WHAT THE TASK REQUIRES -> Write out all of the lines below, exactly and completely.
[Start LISTING]
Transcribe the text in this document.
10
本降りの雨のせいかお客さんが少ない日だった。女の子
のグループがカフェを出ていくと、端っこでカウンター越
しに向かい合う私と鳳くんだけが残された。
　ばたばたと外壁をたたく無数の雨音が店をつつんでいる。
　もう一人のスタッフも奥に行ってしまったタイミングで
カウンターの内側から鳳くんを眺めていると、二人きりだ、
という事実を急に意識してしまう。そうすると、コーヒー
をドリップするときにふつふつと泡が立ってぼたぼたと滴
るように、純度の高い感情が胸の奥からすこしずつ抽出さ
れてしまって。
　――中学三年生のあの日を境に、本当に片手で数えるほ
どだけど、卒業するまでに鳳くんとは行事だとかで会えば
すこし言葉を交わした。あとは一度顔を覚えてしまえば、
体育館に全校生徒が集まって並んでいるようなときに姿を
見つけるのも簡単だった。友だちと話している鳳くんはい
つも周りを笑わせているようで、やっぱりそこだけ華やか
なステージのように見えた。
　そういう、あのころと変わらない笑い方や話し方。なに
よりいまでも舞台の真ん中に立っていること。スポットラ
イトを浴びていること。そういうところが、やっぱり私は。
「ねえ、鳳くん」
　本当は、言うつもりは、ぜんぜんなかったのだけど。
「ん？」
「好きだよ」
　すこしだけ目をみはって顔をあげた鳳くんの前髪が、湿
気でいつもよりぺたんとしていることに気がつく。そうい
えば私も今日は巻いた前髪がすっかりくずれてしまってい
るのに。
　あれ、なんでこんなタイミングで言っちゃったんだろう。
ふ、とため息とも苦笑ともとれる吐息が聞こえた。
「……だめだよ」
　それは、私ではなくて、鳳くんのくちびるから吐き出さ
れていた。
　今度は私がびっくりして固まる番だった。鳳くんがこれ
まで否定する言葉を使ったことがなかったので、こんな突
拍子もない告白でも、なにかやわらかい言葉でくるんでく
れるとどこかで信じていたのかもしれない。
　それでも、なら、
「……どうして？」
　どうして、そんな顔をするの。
[End LISTING]
WORKED ANSWER ->
Transcribe the text in this document.
10
本降りの雨のせいかお客さんが少ない日だった。女の子
のグループがカフェを出ていくと、端っこでカウンター越
しに向かい合う私と鳳くんだけが残された。
　ばたばたと外壁をたたく無数の雨音が店をつつんでいる。
　もう一人のスタッフも奥に行ってしまったタイミングで
カウンターの内側から鳳くんを眺めていると、二人きりだ、
という事実を急に意識してしまう。そうすると、コーヒー
をドリップするときにふつふつと泡が立ってぼたぼたと滴
るように、純度の高い感情が胸の奥からすこしずつ抽出さ
れてしまって。
　――中学三年生のあの日を境に、本当に片手で数えるほ
どだけど、卒業するまでに鳳くんとは行事だとかで会えば
すこし言葉を交わした。あとは一度顔を覚えてしまえば、
体育館に全校生徒が集まって並んでいるようなときに姿を
見つけるのも簡単だった。友だちと話している鳳くんはい
つも周りを笑わせているようで、やっぱりそこだけ華やか
なステージのように見えた。
　そういう、あのころと変わらない笑い方や話し方。なに
よりいまでも舞台の真ん中に立っていること。スポットラ
イトを浴びていること。そういうところが、やっぱり私は。
「ねえ、鳳くん」
　本当は、言うつもりは、ぜんぜんなかったのだけど。
「ん？」
「好きだよ」
　すこしだけ目をみはって顔をあげた鳳くんの前髪が、湿
気でいつもよりぺたんとしていることに気がつく。そうい
えば私も今日は巻いた前髪がすっかりくずれてしまってい
るのに。
　あれ、なんでこんなタイミングで言っちゃったんだろう。
ふ、とため息とも苦笑ともとれる吐息が聞こえた。
「……だめだよ」
　それは、私ではなくて、鳳くんのくちびるから吐き出さ
れていた。
　今度は私がびっくりして固まる番だった。鳳くんがこれ
まで否定する言葉を使ったことがなかったので、こんな突
拍子もない告白でも、なにかやわらかい言葉でくるんでく
れるとどこかで信じていたのかもしれない。
　それでも、なら、
「……どうして？」
　どうして、そんな顔をするの。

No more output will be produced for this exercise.